• EXERCISE AIM
Would you pull out every line of the material that contains the string "Hearing"?

Entries with figure data

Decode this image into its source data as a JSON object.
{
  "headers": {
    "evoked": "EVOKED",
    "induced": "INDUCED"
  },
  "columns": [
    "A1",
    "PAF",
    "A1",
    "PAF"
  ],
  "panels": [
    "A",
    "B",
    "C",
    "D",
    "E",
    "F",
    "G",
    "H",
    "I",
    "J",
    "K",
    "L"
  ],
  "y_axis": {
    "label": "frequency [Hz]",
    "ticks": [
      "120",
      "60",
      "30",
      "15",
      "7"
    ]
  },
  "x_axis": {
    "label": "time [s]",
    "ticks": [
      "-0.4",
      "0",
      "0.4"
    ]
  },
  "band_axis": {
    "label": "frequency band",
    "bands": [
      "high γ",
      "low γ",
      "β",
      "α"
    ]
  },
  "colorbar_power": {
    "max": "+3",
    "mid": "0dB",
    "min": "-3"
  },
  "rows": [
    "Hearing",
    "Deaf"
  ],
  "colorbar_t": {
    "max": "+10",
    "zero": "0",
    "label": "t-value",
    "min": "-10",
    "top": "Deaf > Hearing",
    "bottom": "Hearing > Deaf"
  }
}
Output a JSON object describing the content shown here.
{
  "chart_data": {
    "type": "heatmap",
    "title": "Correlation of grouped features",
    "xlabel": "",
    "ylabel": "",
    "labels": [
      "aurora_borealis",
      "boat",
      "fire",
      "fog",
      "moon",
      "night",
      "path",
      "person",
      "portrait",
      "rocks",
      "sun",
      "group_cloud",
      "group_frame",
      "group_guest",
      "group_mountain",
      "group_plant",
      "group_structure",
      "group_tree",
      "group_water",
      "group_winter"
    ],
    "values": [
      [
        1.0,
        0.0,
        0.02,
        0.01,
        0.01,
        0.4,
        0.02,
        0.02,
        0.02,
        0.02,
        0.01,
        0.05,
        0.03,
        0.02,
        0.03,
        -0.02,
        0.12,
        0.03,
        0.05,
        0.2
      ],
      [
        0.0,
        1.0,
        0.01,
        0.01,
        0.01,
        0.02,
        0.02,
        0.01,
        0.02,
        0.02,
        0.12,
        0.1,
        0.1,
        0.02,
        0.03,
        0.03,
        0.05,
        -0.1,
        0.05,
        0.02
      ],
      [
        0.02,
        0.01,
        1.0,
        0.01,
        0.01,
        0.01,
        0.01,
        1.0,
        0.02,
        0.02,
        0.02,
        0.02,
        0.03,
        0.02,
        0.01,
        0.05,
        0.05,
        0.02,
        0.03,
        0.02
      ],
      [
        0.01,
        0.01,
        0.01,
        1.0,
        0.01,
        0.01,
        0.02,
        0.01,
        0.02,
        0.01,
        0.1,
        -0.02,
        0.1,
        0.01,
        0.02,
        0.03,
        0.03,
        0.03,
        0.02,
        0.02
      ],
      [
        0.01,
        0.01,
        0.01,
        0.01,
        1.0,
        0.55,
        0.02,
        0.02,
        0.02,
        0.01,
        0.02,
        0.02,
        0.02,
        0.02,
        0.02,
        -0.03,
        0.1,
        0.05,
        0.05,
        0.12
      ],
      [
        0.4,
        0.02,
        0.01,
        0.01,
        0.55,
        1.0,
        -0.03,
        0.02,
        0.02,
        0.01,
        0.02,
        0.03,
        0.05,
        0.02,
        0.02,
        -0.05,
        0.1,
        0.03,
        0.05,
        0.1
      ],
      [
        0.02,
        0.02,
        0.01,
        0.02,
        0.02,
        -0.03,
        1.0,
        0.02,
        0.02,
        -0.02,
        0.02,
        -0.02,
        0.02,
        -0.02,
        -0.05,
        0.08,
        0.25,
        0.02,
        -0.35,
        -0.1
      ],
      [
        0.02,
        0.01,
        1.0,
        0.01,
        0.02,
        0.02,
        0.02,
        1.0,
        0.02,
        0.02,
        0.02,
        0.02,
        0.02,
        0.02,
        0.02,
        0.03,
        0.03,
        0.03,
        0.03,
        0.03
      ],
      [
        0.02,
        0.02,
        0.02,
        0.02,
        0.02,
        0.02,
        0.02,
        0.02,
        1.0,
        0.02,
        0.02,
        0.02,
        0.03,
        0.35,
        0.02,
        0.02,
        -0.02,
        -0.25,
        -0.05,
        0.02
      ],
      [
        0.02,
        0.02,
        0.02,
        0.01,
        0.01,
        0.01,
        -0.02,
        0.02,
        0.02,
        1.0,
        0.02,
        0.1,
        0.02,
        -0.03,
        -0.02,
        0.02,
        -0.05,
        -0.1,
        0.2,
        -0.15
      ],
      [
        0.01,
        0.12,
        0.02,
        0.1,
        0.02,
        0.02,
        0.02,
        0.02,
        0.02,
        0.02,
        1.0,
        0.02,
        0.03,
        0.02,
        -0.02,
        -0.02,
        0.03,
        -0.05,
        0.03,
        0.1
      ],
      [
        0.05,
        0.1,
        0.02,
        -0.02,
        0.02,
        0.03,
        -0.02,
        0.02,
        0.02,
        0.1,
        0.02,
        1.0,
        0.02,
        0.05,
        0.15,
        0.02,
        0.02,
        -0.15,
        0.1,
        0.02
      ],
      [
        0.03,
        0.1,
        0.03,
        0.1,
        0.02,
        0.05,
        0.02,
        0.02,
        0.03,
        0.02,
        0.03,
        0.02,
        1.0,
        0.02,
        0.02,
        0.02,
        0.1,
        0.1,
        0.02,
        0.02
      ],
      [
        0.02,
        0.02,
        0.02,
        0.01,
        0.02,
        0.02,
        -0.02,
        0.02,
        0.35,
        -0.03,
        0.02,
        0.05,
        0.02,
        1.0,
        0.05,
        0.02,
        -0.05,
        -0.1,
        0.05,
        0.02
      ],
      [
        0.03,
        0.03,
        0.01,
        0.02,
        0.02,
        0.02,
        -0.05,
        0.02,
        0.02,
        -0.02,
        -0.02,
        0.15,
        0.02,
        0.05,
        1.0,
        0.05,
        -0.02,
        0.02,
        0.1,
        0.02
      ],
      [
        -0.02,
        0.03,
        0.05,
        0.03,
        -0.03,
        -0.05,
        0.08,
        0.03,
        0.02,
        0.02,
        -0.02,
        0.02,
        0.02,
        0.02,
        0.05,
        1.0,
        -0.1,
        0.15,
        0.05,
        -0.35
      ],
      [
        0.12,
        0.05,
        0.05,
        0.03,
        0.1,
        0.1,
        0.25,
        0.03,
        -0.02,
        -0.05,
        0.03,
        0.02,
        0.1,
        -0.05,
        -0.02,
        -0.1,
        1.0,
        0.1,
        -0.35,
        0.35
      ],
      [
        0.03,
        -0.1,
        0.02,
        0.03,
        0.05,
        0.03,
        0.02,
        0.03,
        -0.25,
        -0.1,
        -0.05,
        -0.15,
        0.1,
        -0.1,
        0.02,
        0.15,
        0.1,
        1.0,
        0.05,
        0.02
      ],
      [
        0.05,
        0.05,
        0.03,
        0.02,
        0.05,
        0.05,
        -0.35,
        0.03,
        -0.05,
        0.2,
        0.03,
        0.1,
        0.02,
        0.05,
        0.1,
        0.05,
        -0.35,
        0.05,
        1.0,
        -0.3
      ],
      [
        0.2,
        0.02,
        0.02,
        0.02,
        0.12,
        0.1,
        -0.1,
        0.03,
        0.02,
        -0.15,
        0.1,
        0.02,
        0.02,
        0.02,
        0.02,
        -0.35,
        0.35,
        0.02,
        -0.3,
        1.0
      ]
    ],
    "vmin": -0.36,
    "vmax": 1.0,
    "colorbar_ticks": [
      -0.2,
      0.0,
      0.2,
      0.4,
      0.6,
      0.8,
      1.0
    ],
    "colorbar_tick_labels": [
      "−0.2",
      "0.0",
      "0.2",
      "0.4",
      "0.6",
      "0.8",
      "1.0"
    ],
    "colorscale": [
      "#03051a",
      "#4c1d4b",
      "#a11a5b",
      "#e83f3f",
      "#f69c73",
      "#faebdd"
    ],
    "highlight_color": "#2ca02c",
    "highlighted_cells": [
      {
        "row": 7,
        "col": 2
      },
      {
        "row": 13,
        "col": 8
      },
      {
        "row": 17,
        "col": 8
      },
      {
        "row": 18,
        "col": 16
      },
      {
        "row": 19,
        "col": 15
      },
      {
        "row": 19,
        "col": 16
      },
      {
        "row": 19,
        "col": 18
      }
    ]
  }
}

• ANSWER TO THE EXERCISE
    "Hearing",
    "top": "Deaf > Hearing",
    "bottom": "Hearing > Deaf"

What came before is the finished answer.